The first-of-its kind mental health conference for first responders gets underway in Richmond today, with representation from the Cariboo-Chilcotin. Monica Lamb-Yorski file photo

Cariboo-Chilcotin representatives attending first responders mental health conference in Richmond

Lac La Hache fire chief is on the steering committee

Lac La Hache’s fire chief hopes a mental health conference for first responders in Richmond, taking place Jan. 31 and Feb.1, will raise awareness.

“I’m hoping there will be more awareness on first responders’ mental health. It’s been a long time coming,” said Terry Murphy, one of 16 people on the B.C. First Responders’ Mental Health Committee steering committee organizing the conference. “We don’t get paged out for a happy situation. We get paged because somebody is having the worst day of their life.”

Calls range from rescues to fatalities and can require different coping mechanisms, he added.

== TASK ITEM ==
In the article about the first responders mental health conference, how many people are on the steering committee organizing it? The records that come next were taken from a separate source.

== Page segmentation data ==
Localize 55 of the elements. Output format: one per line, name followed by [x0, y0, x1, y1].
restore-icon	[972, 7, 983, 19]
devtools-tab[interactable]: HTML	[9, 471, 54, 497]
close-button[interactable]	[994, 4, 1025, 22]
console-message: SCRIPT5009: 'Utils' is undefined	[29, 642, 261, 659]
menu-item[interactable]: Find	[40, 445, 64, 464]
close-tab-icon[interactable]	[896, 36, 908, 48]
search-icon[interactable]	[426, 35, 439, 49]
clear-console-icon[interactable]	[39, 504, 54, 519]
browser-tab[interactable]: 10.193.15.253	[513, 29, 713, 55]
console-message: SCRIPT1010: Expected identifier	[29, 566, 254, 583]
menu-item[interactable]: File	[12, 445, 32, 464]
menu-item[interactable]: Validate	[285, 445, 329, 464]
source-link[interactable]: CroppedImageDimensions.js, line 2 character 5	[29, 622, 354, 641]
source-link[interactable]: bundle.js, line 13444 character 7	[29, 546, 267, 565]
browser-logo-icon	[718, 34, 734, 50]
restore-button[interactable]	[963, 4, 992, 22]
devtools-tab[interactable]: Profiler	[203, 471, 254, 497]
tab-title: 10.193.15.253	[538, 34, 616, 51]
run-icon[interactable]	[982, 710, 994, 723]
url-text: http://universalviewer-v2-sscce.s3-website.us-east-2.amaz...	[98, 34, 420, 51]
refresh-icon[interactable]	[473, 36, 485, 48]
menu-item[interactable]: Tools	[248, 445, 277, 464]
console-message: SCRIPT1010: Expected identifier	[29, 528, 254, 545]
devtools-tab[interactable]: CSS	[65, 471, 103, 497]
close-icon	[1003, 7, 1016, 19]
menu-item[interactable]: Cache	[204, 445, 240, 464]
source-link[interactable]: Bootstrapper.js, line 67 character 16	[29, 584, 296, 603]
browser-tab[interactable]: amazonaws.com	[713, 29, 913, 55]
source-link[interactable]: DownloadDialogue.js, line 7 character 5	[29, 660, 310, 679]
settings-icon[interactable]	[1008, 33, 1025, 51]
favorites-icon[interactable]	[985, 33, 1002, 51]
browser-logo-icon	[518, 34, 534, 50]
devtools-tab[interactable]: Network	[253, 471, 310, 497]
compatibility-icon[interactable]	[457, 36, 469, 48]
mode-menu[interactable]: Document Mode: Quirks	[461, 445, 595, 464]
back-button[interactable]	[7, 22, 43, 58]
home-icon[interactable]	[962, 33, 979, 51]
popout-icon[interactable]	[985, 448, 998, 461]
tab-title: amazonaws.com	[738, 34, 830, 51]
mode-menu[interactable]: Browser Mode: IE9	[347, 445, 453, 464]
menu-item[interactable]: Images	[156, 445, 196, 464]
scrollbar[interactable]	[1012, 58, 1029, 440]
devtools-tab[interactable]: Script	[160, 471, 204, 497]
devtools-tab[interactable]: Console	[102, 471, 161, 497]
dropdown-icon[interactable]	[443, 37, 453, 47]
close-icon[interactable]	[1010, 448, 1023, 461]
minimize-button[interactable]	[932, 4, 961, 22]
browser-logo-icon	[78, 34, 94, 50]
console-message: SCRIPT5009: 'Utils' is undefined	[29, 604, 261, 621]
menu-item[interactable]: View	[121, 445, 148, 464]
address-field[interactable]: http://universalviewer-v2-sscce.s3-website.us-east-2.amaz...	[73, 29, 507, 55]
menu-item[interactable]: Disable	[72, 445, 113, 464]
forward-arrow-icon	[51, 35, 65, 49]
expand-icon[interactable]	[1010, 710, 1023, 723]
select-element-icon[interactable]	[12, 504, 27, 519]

== RESULT OF THE EXERCISE ==
16 people.